[Records from a data collection]
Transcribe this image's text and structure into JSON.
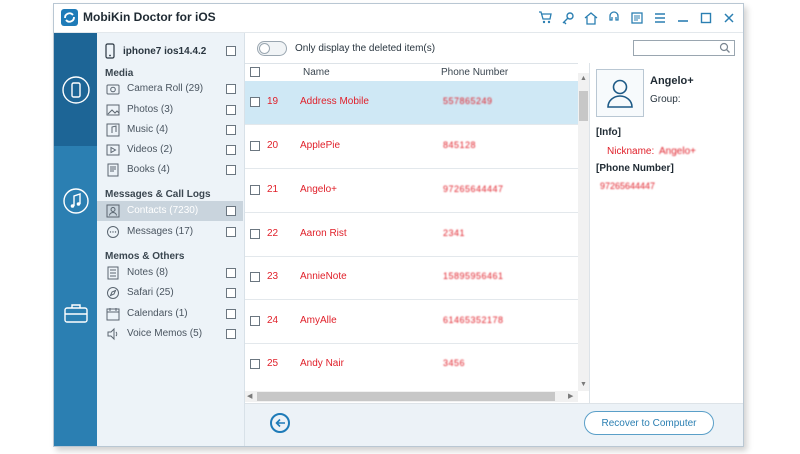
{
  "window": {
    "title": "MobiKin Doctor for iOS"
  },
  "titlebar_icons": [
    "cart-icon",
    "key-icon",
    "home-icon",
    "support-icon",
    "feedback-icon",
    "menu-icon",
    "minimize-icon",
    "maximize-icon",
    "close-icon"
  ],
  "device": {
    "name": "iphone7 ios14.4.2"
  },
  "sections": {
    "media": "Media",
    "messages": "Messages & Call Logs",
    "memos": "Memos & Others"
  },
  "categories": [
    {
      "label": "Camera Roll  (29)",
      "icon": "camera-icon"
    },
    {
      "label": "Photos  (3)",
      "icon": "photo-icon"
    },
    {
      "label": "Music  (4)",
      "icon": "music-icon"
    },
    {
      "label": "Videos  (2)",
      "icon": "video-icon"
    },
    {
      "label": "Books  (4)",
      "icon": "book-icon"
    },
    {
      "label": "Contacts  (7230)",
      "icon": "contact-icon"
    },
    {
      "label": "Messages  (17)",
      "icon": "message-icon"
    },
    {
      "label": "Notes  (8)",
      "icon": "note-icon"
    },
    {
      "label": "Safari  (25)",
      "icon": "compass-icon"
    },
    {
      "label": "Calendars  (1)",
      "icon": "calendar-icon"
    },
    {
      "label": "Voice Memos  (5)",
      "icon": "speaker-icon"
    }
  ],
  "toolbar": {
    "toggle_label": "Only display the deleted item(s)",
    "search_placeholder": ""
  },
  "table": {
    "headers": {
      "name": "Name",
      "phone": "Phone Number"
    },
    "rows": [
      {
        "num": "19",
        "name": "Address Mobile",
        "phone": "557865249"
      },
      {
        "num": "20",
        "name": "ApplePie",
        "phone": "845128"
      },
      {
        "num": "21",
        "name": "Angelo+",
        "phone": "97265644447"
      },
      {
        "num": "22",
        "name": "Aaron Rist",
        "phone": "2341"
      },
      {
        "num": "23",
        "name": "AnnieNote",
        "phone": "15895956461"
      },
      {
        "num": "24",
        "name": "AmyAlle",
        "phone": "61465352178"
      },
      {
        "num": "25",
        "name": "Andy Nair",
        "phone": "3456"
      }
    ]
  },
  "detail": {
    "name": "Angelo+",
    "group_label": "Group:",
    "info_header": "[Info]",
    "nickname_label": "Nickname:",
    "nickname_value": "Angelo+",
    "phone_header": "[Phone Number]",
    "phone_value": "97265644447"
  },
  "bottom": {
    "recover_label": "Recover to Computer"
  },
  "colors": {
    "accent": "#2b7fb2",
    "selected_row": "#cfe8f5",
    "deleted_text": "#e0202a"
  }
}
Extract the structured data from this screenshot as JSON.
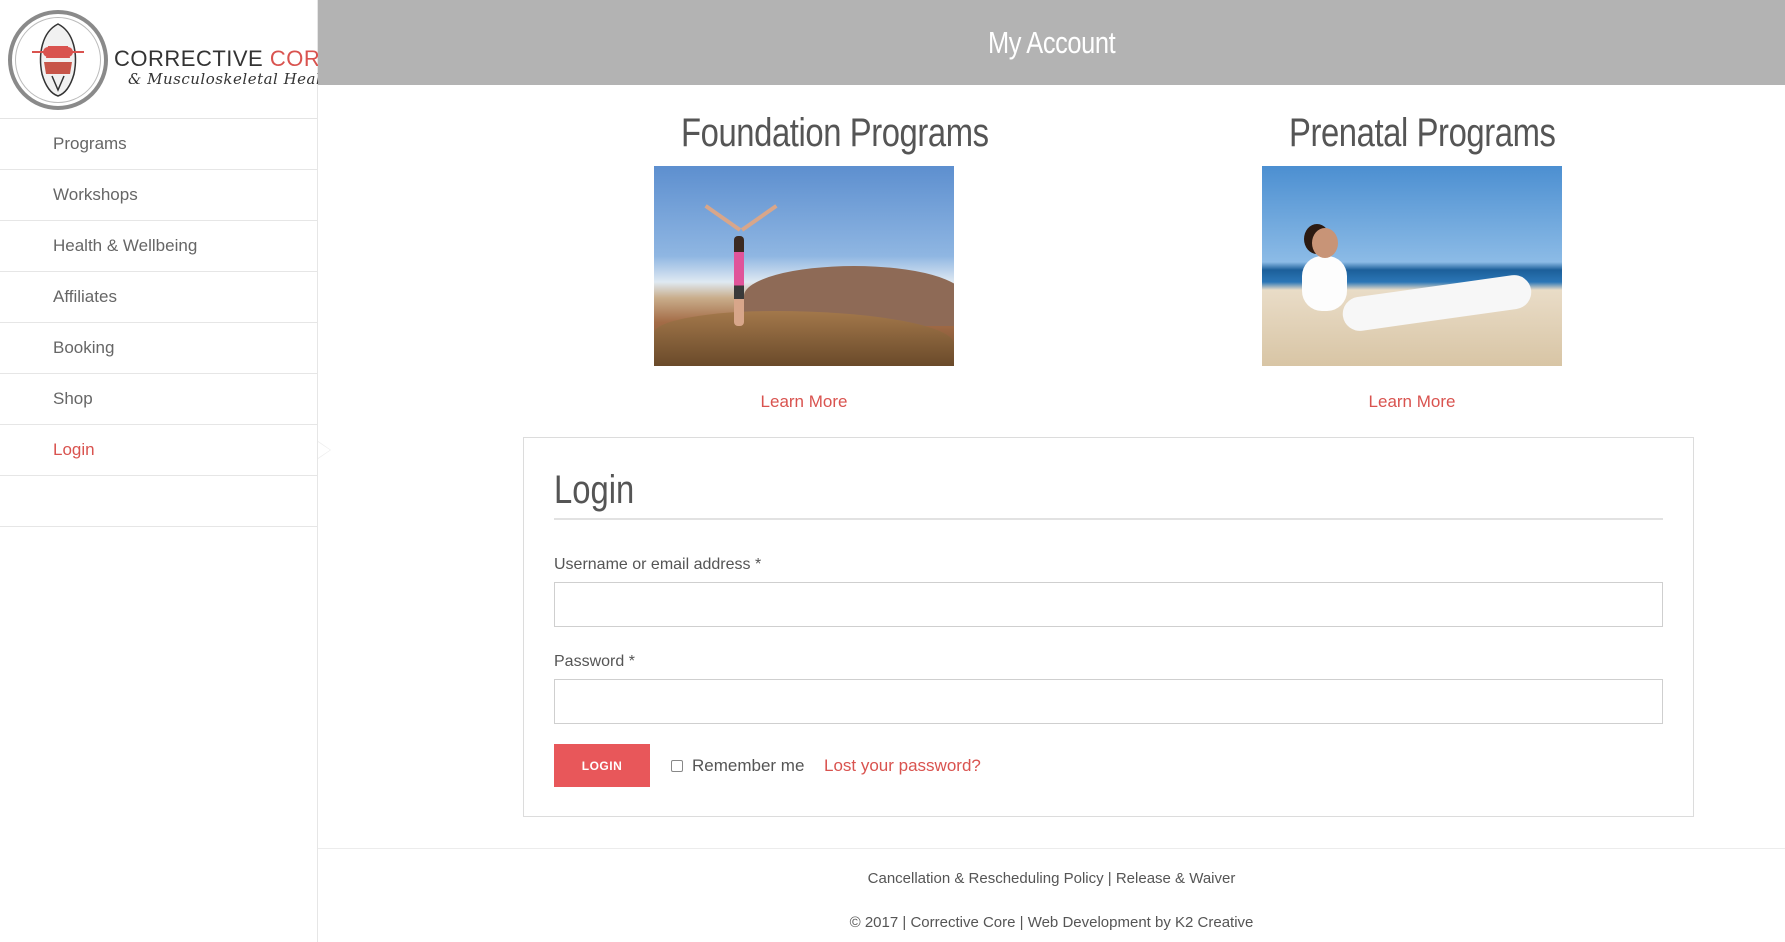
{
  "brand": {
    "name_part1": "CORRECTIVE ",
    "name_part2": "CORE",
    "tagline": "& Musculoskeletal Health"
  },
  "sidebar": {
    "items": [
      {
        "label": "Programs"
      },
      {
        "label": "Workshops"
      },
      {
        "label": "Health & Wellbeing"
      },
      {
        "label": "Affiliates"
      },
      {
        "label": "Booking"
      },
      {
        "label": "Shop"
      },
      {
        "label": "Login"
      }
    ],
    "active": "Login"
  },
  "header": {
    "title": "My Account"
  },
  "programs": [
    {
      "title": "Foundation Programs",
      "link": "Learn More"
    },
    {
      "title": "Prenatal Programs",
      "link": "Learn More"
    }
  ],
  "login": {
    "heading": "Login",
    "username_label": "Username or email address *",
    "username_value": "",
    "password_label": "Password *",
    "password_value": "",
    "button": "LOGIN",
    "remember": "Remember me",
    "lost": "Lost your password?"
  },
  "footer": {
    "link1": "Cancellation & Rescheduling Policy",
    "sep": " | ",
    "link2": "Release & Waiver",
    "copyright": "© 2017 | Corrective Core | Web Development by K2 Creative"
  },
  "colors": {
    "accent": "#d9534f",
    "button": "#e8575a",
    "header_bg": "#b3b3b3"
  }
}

...

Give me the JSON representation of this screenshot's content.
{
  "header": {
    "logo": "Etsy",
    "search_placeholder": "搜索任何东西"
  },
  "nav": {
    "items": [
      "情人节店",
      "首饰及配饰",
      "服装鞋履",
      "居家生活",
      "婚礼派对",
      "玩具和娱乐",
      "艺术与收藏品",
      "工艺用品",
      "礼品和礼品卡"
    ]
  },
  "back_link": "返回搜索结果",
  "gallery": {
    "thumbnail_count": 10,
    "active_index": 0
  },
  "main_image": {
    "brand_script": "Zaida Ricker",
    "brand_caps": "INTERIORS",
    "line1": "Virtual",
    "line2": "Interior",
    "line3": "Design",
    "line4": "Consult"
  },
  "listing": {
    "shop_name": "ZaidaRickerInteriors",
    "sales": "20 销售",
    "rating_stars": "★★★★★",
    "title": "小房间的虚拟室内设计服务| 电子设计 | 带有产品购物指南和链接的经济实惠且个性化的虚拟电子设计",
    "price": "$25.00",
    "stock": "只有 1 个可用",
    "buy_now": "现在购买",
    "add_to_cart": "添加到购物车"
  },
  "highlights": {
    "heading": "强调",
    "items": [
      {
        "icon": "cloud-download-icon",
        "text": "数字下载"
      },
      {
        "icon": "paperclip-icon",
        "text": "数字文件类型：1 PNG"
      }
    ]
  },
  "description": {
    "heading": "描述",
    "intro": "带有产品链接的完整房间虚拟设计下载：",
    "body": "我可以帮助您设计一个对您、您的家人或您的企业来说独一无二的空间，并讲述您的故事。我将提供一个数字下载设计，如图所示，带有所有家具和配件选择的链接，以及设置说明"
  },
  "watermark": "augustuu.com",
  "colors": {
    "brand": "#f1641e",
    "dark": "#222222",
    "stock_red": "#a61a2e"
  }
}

### What this task involves
Sift through the entries and copy every line with "screenshot".

### Result of this exercise
Extract the structured data from this screenshot as JSON.
Give me the JSON representation of this screenshot's content.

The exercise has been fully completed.